* [PROBLEMS TO WORK ON]:
1: In the GA4 excerpt, transcribe the passage starting with "Instead of automatically" and going on through "put into setup.".
2: In the GA4 excerpt, what does Fair liken GA4 to?
3: Translate this sentence from the GA4 excerpt into Spanish: "Because GA4 is more of a blank canvas, it can answer many more varied questions."

Fair explained that many attributes and events gathered by default in UA need to be defined in GA4 in a much more manual process.
“The ubiquity of Tag Management Solutions helps to make the tagging of events simpler,” she said, “but marketers will need to be more thoughtful in the way they define the events they want to analyze. In GA4, events are everything.”
Instead of automatically assigning pre-defined events and attributes to reports, GA4 depends on the end-user to create dashboards where data visualizations must be deliberately planned and laid out. The data is stored in a way that makes visualizations more powerful and configurable at the expense of more time and thought put into setup.
“GA4 has the potential to create much more truthful and interesting data stories, but care must be taken to set it up and make sure the data is accurate,” Fair said. “Because GA4 is more of a blank canvas, it can answer many more varied questions.”
She added that while this openness comes at the price of a steep learning curve, in the right hands, a complete data story can come to life.
“UA was like MadLibs. You can fill in a few blanks and get an entertaining data story,” she said. “GA4 is like a Moleskine notebook. It’s up to the data users to bring the sentences to life on the page.”

* [DATA LINES]:

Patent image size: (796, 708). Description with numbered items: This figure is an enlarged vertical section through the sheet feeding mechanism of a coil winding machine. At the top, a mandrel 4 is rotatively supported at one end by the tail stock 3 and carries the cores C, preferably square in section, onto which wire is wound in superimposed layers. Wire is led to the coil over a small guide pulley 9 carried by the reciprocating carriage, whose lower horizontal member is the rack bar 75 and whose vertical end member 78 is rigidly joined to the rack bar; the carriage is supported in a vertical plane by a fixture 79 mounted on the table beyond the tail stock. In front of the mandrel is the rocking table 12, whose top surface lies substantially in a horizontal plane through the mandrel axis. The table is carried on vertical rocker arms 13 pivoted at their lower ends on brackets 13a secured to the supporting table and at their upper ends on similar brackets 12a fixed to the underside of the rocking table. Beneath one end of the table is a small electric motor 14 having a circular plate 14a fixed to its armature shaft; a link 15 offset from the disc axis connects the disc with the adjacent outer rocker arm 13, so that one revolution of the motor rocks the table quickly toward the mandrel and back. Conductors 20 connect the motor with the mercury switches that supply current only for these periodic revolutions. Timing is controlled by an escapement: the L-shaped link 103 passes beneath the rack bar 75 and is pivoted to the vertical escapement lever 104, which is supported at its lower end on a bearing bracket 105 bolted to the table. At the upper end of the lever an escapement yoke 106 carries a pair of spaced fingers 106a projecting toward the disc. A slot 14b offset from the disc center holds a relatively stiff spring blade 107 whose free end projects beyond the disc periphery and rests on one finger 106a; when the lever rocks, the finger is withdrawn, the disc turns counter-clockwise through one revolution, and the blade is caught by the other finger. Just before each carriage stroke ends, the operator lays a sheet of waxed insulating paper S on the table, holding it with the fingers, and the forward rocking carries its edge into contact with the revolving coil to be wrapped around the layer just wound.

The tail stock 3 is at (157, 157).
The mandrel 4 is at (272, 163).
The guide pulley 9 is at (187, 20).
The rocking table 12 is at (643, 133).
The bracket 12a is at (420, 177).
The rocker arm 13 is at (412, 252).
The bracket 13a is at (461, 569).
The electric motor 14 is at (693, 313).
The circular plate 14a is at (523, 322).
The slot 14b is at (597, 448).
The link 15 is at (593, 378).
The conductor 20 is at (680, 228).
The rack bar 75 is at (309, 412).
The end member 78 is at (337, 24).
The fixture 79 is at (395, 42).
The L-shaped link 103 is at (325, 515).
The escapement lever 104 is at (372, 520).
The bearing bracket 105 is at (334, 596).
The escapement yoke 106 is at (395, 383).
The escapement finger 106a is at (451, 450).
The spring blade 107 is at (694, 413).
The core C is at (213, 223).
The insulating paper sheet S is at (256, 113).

* [OUTPUTS BY TASK]:
1:
Instead of automatically assigning pre-defined events and attributes to reports, GA4 depends on the end-user to create dashboards where data visualizations must be deliberately planned and laid out. The data is stored in a way that makes visualizations more powerful and configurable at the expense of more time and thought put into setup.

2: A Moleskine notebook.

3: Como GA4 es más bien un lienzo en blanco, puede responder preguntas mucho más variadas.